→ Source extract:

+ + + + +

What Is A Sacred Partnership?
Sacred partnership is a rich and deep friendship between equals that brings us sanctuary, soul growth, and sizzle.
Sue Patton Thole Cited in Mystical Hours
Wayne Teasdale gives us his more expanded explanation of this quote in these words:
“Author of The Woman’s Book of Courage, Sue Patton Thole, presents the ideal of a mature relationship. Like the writings of Riane Eisler, who promotes partnership over the domination that has overtaken our society, Thole describes a relationship that has progressed beyond mere sentiment and attachment. It reminds me of the poet, R.M. Rilke’s description of the ideal marriage, in which people guard each other’s solitude. She names such a relationship sacred because it involves the spiritual life of two people who live and row together in the dimension of their inner lives, their souls. The relationship of sacred partnerships forms a sanctuary that fosters both the inner growth of individuals and outer societal growth when applied in that direction. It is a powerful and real treasure.”
The ideal of finding and then having a sacred relationship or an evolutionary partnership has always captured my imagination and my heartfelt interest. In many ways, my lifelong intention had been to find myself with a person whose spiritual life was alive and so purposeful that she too was making decisions for her life’s greater meaning through the lens of soul growth.

+ + + + +

→ Raw data:
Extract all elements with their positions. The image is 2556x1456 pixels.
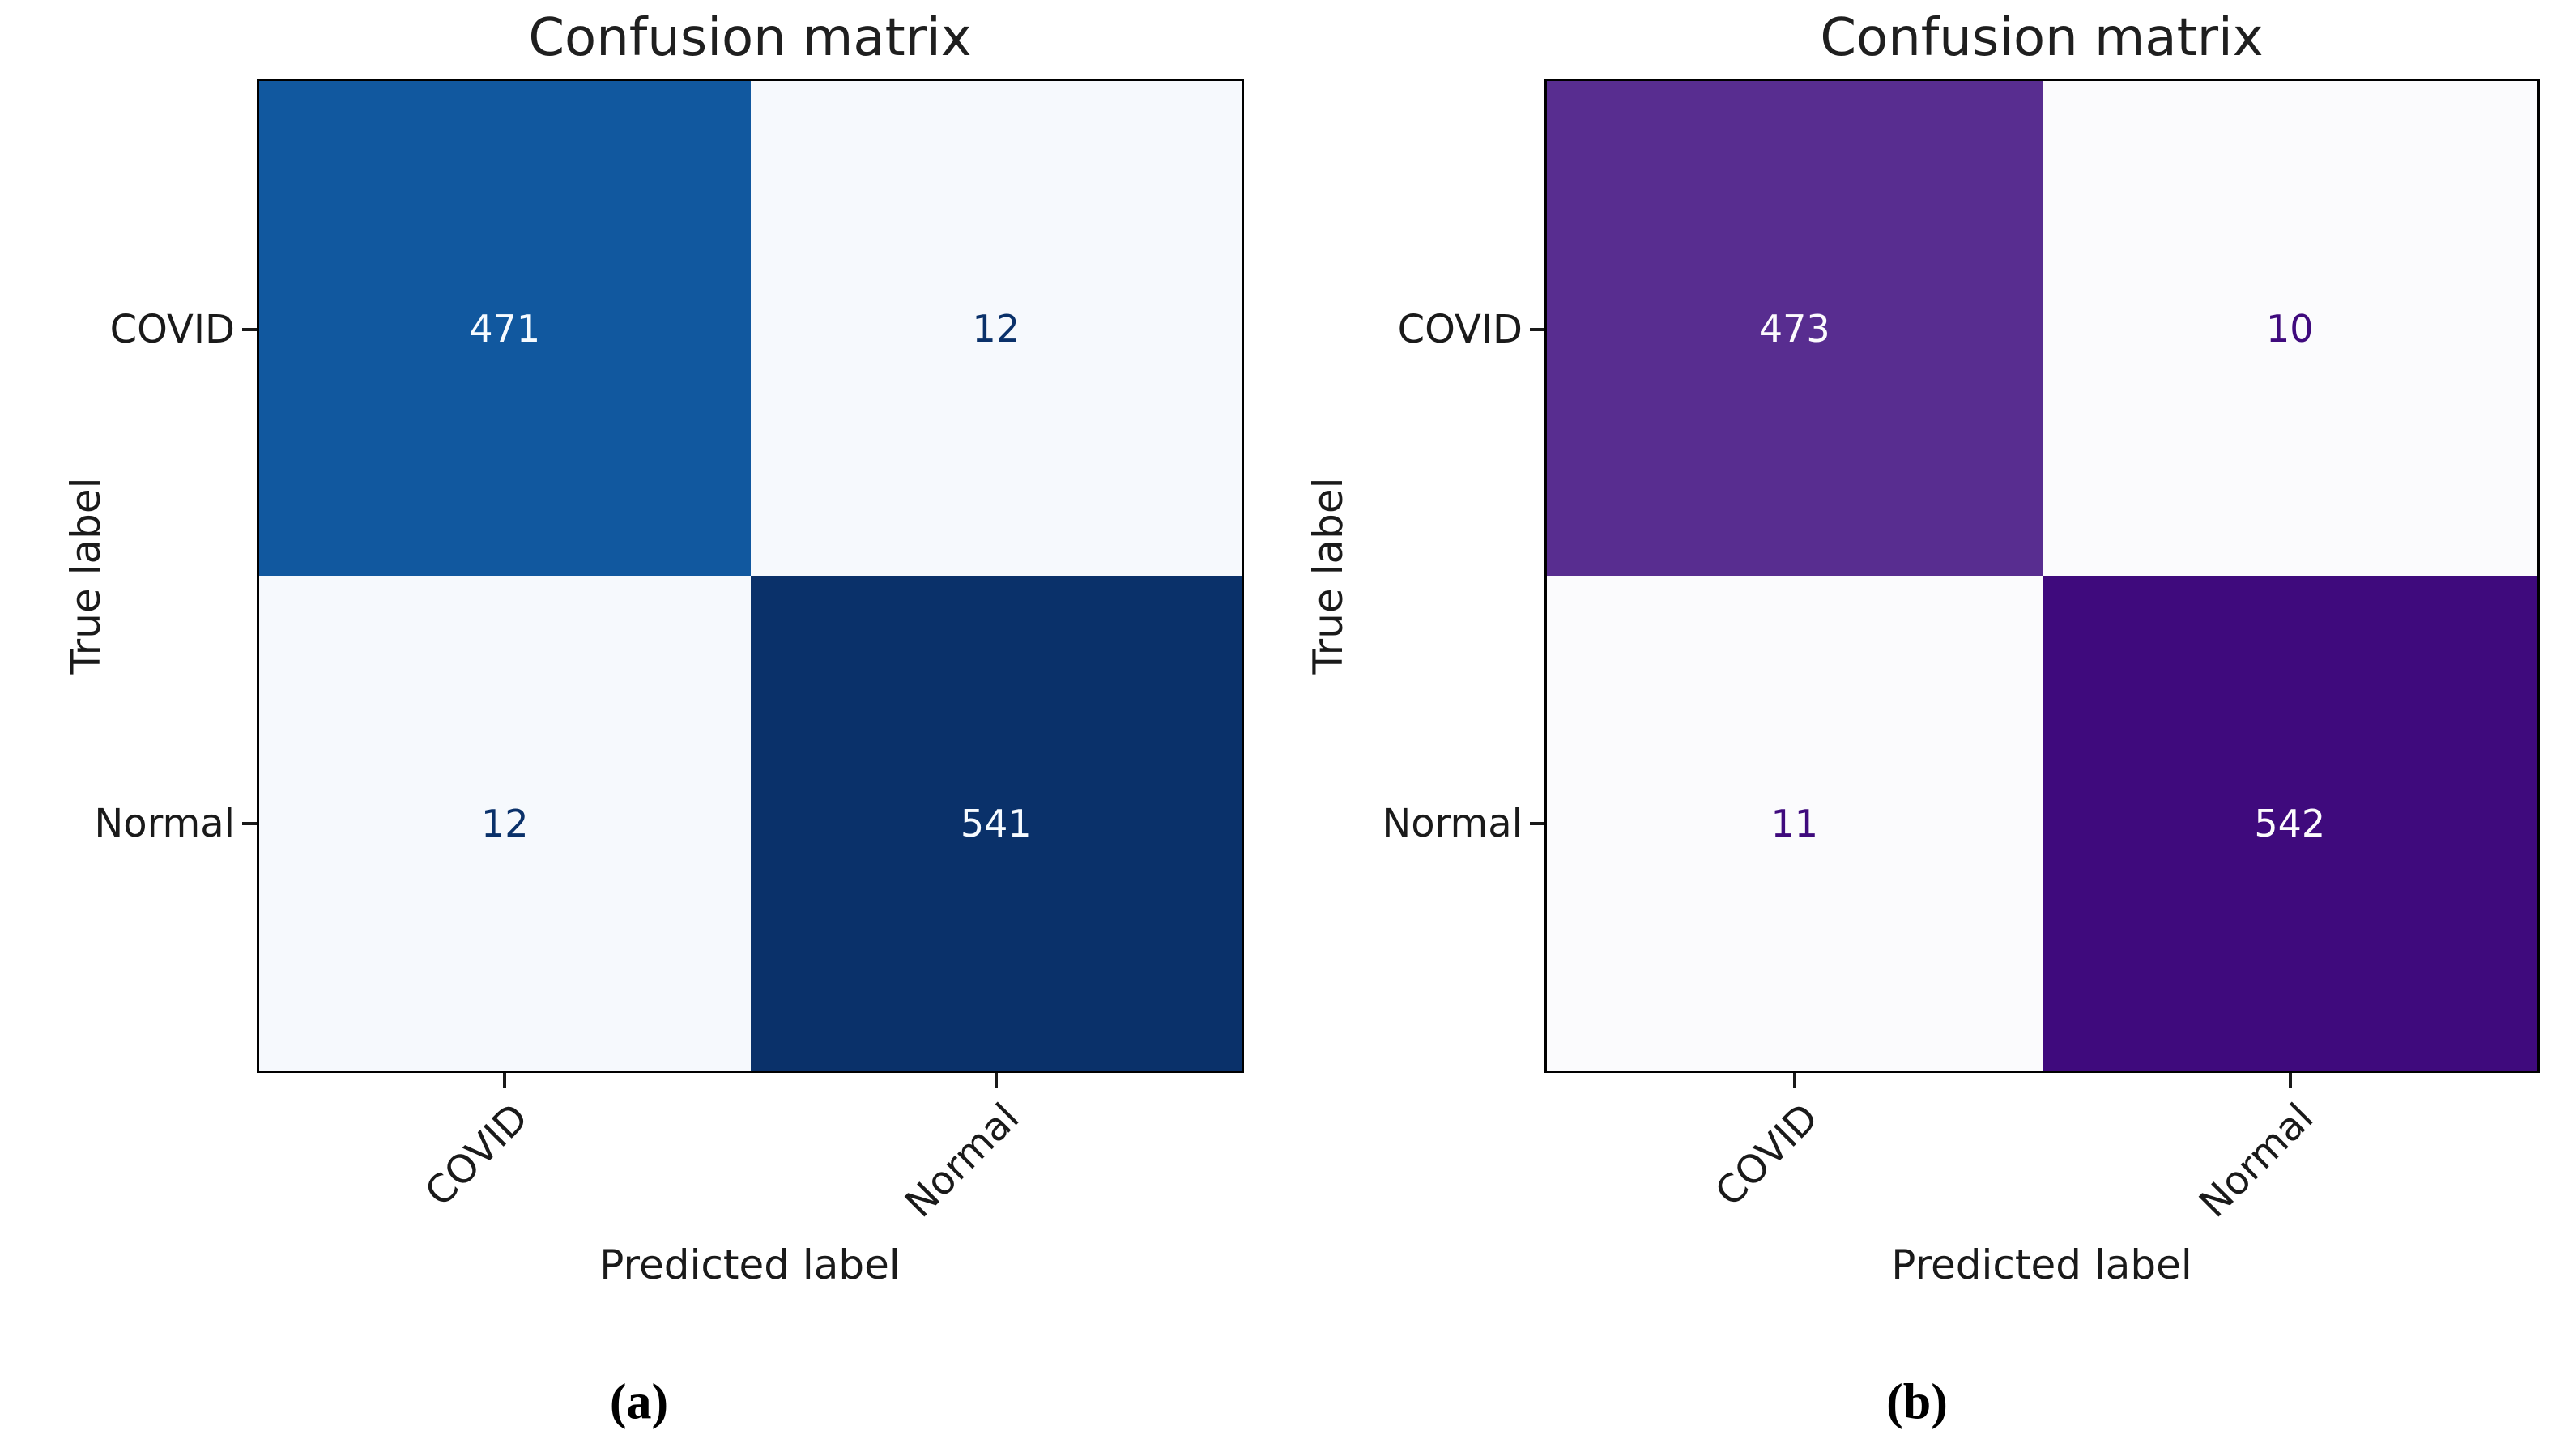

+ + + + +

→ Stated goal A: Translate this sentence from the sacred partnership text into Spanish: "Sacred partnership is a rich and deep friendship between equals that brings us sanctuary, soul growth, and sizzle."
→ Stated goal B: Rewrite part of the sacred partnership text, swapping "imagination" for "curiosity". Begin at the words "The ideal of finding" and stop after "of soul growth.".
→ Stated goal C:
Answer these questions from the sacred partnership text:
(i) What book is Sue Patton Thole the author of?
(ii) In Rilke's description of the ideal marriage, what do people guard?
(iii) What kind of person had been the writer's lifelong intention to find?

→ Correct result A: La asociación sagrada es una amistad rica y profunda entre iguales que nos brinda santuario, crecimiento del alma y chispa.

→ Correct result B:
The ideal of finding and then having a sacred relationship or an evolutionary partnership has always captured my curiosity and my heartfelt interest. In many ways, my lifelong intention had been to find myself with a person whose spiritual life was alive and so purposeful that she too was making decisions for her life’s greater meaning through the lens of soul growth.

→ Correct result C:
(i) The Woman's Book of Courage.
(ii) Each other's solitude.
(iii) A person whose spiritual life was alive and so purposeful that she too was making decisions for her life's greater meaning through the lens of soul growth.